* WHAT TO PRODUCE: Tally every line of the material that includes "reaction", then give the tally and nothing else.

* DATA ROWS:
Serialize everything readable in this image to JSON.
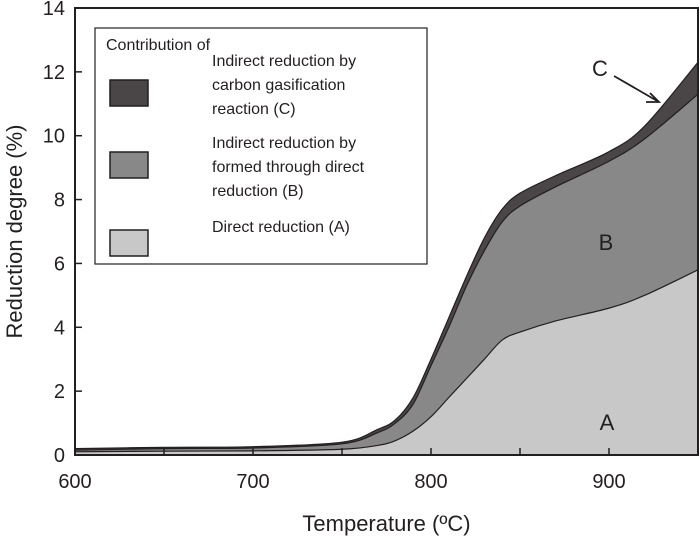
{
  "chart_data": {
    "type": "area",
    "stacked": true,
    "xlabel": "Temperature (ºC)",
    "ylabel": "Reduction degree (%)",
    "xlim": [
      600,
      950
    ],
    "ylim": [
      0,
      14
    ],
    "xticks": [
      600,
      700,
      800,
      900
    ],
    "yticks": [
      0,
      2,
      4,
      6,
      8,
      10,
      12,
      14
    ],
    "x": [
      600,
      650,
      700,
      750,
      770,
      780,
      790,
      800,
      810,
      820,
      830,
      840,
      850,
      870,
      900,
      920,
      950
    ],
    "series": [
      {
        "name": "Direct reduction (A)",
        "label": "A",
        "color": "#c8c8c8",
        "cumulative": [
          0.1,
          0.12,
          0.13,
          0.18,
          0.3,
          0.45,
          0.75,
          1.2,
          1.8,
          2.4,
          3.0,
          3.6,
          3.85,
          4.2,
          4.6,
          5.0,
          5.8
        ]
      },
      {
        "name": "Indirect reduction by formed through direct reduction (B)",
        "label": "B",
        "color": "#888888",
        "cumulative": [
          0.15,
          0.2,
          0.22,
          0.35,
          0.7,
          1.0,
          1.6,
          2.8,
          4.0,
          5.3,
          6.4,
          7.3,
          7.8,
          8.4,
          9.2,
          9.9,
          11.3
        ]
      },
      {
        "name": "Indirect reduction by carbon gasification reaction (C)",
        "label": "C",
        "color": "#4a4546",
        "cumulative": [
          0.2,
          0.24,
          0.26,
          0.4,
          0.8,
          1.1,
          1.8,
          3.0,
          4.3,
          5.6,
          6.8,
          7.7,
          8.2,
          8.75,
          9.5,
          10.3,
          12.3
        ]
      }
    ],
    "legend": {
      "title": "Contribution of",
      "placement": "top-left",
      "entries": [
        [
          "Indirect reduction by",
          "carbon gasification",
          "reaction (C)"
        ],
        [
          "Indirect reduction by",
          "formed through direct",
          "reduction (B)"
        ],
        [
          "Direct reduction (A)"
        ]
      ]
    },
    "annotations": [
      "A",
      "B",
      "C"
    ]
  }
}
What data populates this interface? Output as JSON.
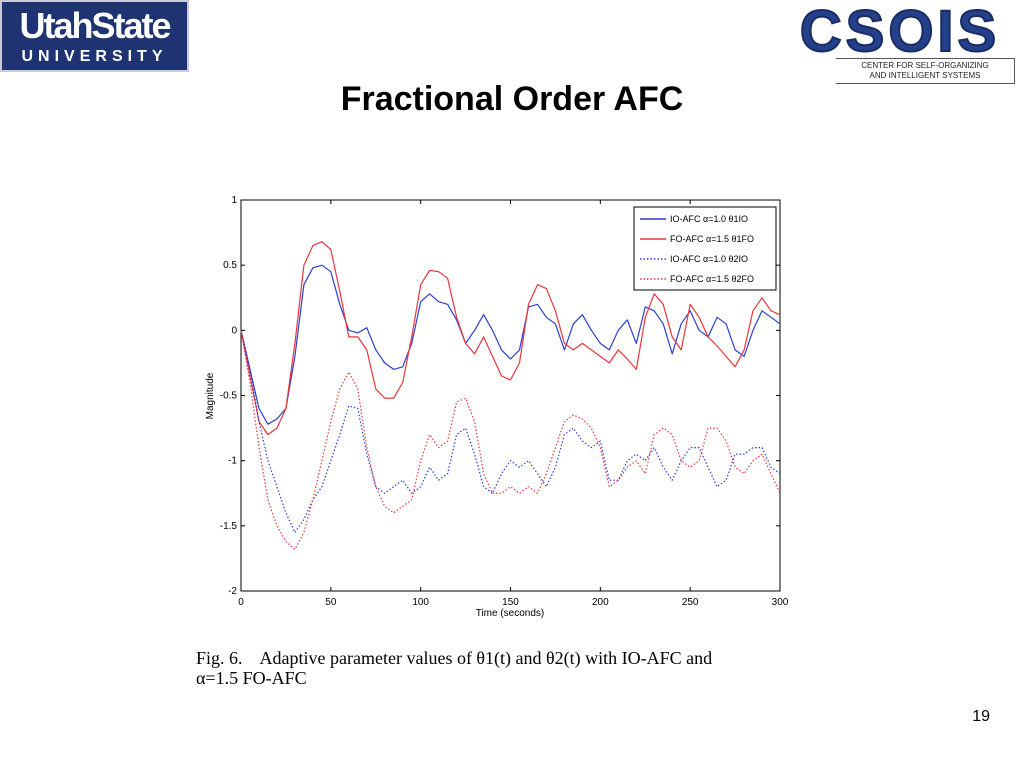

* RESPONSE TO THE TASK: 2